Records from a collection:
_ _ _

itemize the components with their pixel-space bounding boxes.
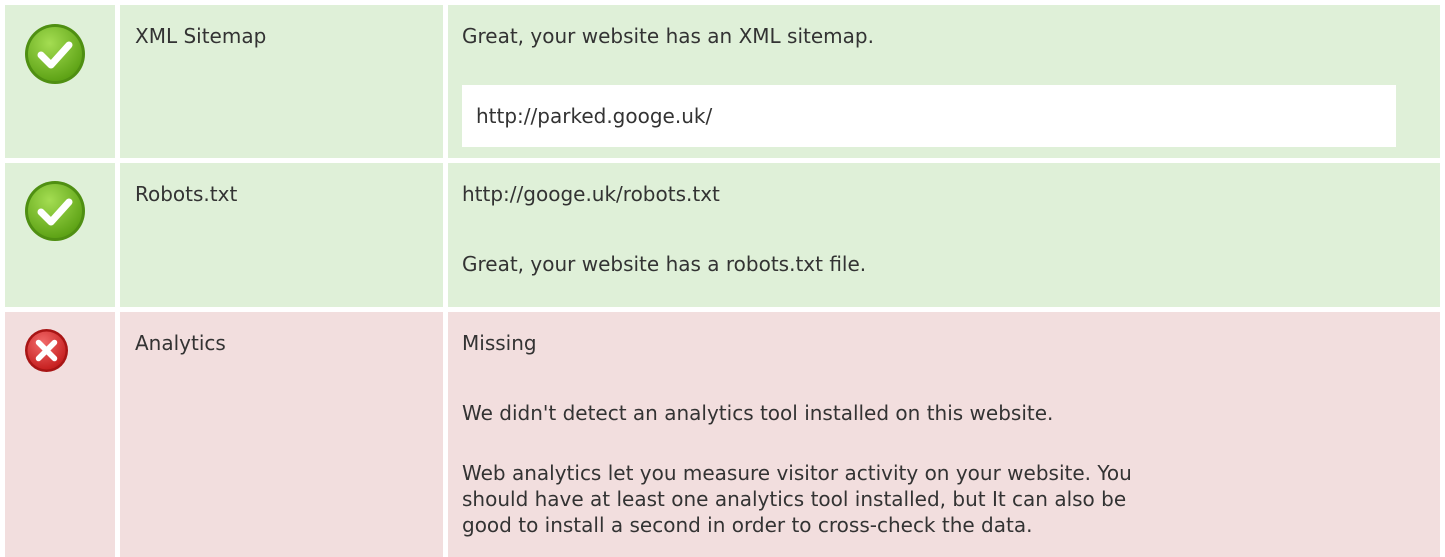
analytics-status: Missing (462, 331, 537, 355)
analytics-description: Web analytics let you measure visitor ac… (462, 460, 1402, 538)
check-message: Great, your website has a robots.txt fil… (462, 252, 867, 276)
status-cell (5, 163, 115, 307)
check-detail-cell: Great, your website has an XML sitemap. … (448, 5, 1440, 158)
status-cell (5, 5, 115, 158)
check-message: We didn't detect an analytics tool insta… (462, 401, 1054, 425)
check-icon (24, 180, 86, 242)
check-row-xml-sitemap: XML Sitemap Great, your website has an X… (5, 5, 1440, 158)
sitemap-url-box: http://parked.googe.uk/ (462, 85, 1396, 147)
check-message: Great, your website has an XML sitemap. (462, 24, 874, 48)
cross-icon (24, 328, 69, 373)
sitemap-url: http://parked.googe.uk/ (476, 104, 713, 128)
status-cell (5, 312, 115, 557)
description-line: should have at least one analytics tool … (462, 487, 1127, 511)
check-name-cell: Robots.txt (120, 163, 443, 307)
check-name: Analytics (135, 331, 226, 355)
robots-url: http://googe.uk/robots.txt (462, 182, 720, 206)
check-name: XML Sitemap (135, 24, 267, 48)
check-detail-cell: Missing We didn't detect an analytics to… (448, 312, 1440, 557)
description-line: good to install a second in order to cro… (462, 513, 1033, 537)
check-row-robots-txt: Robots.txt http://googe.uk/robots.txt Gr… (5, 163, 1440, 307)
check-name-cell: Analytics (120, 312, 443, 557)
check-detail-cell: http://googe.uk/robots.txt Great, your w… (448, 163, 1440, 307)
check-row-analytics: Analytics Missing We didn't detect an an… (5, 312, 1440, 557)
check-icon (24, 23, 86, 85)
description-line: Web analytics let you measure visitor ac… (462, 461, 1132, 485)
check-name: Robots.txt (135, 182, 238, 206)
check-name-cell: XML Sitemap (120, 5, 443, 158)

_ _ _

## Work to complete
Reproduce all of the data above line for line without any changes, leaving out the pictures.

## Answer to the task
itemize the components with their pixel-space bounding boxes.
analytics-status: Missing (462, 331, 537, 355)
analytics-description: Web analytics let you measure visitor ac… (462, 460, 1402, 538)
check-message: Great, your website has a robots.txt fil… (462, 252, 867, 276)
status-cell (5, 163, 115, 307)
check-detail-cell: Great, your website has an XML sitemap. … (448, 5, 1440, 158)
status-cell (5, 5, 115, 158)
check-message: We didn't detect an analytics tool insta… (462, 401, 1054, 425)
check-icon (24, 180, 86, 242)
check-row-xml-sitemap: XML Sitemap Great, your website has an X… (5, 5, 1440, 158)
sitemap-url-box: http://parked.googe.uk/ (462, 85, 1396, 147)
check-message: Great, your website has an XML sitemap. (462, 24, 874, 48)
cross-icon (24, 328, 69, 373)
sitemap-url: http://parked.googe.uk/ (476, 104, 713, 128)
status-cell (5, 312, 115, 557)
description-line: should have at least one analytics tool … (462, 487, 1127, 511)
check-name-cell: Robots.txt (120, 163, 443, 307)
check-name: Analytics (135, 331, 226, 355)
robots-url: http://googe.uk/robots.txt (462, 182, 720, 206)
check-name: XML Sitemap (135, 24, 267, 48)
check-detail-cell: Missing We didn't detect an analytics to… (448, 312, 1440, 557)
description-line: good to install a second in order to cro… (462, 513, 1033, 537)
check-row-robots-txt: Robots.txt http://googe.uk/robots.txt Gr… (5, 163, 1440, 307)
check-name-cell: Analytics (120, 312, 443, 557)
check-detail-cell: http://googe.uk/robots.txt Great, your w… (448, 163, 1440, 307)
check-row-analytics: Analytics Missing We didn't detect an an… (5, 312, 1440, 557)
check-icon (24, 23, 86, 85)
description-line: Web analytics let you measure visitor ac… (462, 461, 1132, 485)
check-name: Robots.txt (135, 182, 238, 206)
check-name-cell: XML Sitemap (120, 5, 443, 158)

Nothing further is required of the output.